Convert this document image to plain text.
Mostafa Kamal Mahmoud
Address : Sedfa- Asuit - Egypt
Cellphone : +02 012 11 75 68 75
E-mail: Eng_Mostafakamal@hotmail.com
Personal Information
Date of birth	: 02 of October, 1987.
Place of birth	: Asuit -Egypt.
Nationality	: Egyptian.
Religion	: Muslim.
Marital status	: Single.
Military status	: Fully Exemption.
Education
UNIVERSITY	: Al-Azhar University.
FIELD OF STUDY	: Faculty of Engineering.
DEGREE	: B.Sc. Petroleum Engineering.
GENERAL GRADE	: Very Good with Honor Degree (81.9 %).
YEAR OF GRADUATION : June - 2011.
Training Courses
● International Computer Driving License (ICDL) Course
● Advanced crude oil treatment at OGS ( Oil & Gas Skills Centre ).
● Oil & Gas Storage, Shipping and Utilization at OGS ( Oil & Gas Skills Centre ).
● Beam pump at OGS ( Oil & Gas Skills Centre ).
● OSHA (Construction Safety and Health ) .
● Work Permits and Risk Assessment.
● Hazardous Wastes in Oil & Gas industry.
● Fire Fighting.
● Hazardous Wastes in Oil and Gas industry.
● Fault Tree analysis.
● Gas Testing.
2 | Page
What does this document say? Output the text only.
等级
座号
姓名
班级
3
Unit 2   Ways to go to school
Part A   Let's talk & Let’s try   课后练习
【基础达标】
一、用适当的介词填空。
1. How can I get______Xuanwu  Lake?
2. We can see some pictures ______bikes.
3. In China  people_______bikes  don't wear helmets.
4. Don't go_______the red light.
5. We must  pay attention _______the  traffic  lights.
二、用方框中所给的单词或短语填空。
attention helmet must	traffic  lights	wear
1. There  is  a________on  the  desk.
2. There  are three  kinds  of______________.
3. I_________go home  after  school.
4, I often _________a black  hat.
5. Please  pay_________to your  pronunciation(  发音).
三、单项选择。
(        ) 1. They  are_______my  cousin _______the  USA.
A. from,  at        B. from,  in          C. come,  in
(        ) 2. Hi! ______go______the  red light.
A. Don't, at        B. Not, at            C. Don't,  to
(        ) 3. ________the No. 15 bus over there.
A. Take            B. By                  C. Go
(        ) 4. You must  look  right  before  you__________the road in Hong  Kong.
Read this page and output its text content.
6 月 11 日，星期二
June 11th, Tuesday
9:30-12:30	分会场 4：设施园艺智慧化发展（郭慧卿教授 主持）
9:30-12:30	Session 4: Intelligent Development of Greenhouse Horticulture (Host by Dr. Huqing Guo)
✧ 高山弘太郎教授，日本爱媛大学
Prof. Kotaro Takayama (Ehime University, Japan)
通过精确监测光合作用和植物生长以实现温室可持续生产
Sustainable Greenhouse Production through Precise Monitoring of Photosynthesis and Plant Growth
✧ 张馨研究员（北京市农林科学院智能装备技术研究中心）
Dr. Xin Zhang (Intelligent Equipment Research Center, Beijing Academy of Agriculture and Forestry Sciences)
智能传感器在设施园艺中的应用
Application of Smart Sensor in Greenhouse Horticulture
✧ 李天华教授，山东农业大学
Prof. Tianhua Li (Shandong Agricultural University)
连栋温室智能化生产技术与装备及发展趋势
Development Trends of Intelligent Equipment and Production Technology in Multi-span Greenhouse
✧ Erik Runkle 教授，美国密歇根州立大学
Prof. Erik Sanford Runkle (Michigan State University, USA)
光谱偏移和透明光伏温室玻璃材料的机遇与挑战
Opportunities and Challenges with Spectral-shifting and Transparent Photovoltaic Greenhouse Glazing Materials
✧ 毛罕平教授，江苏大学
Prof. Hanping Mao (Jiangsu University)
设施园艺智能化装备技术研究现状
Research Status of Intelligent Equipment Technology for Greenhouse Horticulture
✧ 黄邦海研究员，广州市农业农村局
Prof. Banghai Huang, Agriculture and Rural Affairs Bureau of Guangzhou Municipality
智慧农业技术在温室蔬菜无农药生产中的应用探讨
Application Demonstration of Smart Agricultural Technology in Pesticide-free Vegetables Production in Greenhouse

• Exercise requirements:
From the entries above, copy out every line where the string "Application" appears.

• Complete response:
Application of Smart Sensor in Greenhouse Horticulture
Application Demonstration of Smart Agricultural Technology in Pesticide-free Vegetables Production in Greenhouse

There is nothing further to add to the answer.